Extract each record and reproduce it exactly.

■ ■ ■

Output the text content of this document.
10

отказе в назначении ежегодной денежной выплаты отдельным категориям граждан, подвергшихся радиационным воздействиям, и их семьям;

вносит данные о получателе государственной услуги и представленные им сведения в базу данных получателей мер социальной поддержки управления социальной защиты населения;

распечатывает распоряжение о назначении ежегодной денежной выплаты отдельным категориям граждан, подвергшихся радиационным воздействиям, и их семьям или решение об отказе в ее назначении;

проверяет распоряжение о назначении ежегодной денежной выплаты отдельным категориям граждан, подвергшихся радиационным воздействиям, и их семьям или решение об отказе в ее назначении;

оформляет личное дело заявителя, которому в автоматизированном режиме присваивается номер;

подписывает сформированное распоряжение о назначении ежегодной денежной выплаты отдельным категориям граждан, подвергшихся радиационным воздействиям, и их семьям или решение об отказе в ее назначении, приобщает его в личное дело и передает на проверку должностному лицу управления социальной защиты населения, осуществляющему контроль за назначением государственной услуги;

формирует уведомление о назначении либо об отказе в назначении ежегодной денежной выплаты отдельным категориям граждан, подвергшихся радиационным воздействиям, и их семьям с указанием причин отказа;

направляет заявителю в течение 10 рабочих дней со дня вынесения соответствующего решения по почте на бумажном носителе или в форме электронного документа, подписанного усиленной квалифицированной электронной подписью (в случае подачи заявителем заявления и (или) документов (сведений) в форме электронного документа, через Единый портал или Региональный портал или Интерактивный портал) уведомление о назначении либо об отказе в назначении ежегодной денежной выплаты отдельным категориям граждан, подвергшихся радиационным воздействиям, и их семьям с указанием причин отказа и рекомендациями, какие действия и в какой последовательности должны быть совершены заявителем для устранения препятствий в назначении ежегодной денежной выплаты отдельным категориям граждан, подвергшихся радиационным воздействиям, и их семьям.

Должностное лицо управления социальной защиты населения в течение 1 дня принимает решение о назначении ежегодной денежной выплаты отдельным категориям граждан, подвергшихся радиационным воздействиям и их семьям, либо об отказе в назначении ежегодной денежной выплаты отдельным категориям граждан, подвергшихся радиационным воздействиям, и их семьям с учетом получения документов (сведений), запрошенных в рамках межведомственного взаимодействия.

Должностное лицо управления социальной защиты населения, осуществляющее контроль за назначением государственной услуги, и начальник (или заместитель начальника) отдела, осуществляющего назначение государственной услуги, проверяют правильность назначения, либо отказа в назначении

■ ■ ■

RESPONSE:
Output the text content of this document.
10

отказе в назначении ежегодной денежной выплаты отдельным категориям граждан, подвергшихся радиационным воздействиям, и их семьям;

вносит данные о получателе государственной услуги и представленные им сведения в базу данных получателей мер социальной поддержки управления социальной защиты населения;

распечатывает распоряжение о назначении ежегодной денежной выплаты отдельным категориям граждан, подвергшихся радиационным воздействиям, и их семьям или решение об отказе в ее назначении;

проверяет распоряжение о назначении ежегодной денежной выплаты отдельным категориям граждан, подвергшихся радиационным воздействиям, и их семьям или решение об отказе в ее назначении;

оформляет личное дело заявителя, которому в автоматизированном режиме присваивается номер;

подписывает сформированное распоряжение о назначении ежегодной денежной выплаты отдельным категориям граждан, подвергшихся радиационным воздействиям, и их семьям или решение об отказе в ее назначении, приобщает его в личное дело и передает на проверку должностному лицу управления социальной защиты населения, осуществляющему контроль за назначением государственной услуги;

формирует уведомление о назначении либо об отказе в назначении ежегодной денежной выплаты отдельным категориям граждан, подвергшихся радиационным воздействиям, и их семьям с указанием причин отказа;

направляет заявителю в течение 10 рабочих дней со дня вынесения соответствующего решения по почте на бумажном носителе или в форме электронного документа, подписанного усиленной квалифицированной электронной подписью (в случае подачи заявителем заявления и (или) документов (сведений) в форме электронного документа, через Единый портал или Региональный портал или Интерактивный портал) уведомление о назначении либо об отказе в назначении ежегодной денежной выплаты отдельным категориям граждан, подвергшихся радиационным воздействиям, и их семьям с указанием причин отказа и рекомендациями, какие действия и в какой последовательности должны быть совершены заявителем для устранения препятствий в назначении ежегодной денежной выплаты отдельным категориям граждан, подвергшихся радиационным воздействиям, и их семьям.

Должностное лицо управления социальной защиты населения в течение 1 дня принимает решение о назначении ежегодной денежной выплаты отдельным категориям граждан, подвергшихся радиационным воздействиям и их семьям, либо об отказе в назначении ежегодной денежной выплаты отдельным категориям граждан, подвергшихся радиационным воздействиям, и их семьям с учетом получения документов (сведений), запрошенных в рамках межведомственного взаимодействия.

Должностное лицо управления социальной защиты населения, осуществляющее контроль за назначением государственной услуги, и начальник (или заместитель начальника) отдела, осуществляющего назначение государственной услуги, проверяют правильность назначения, либо отказа в назначении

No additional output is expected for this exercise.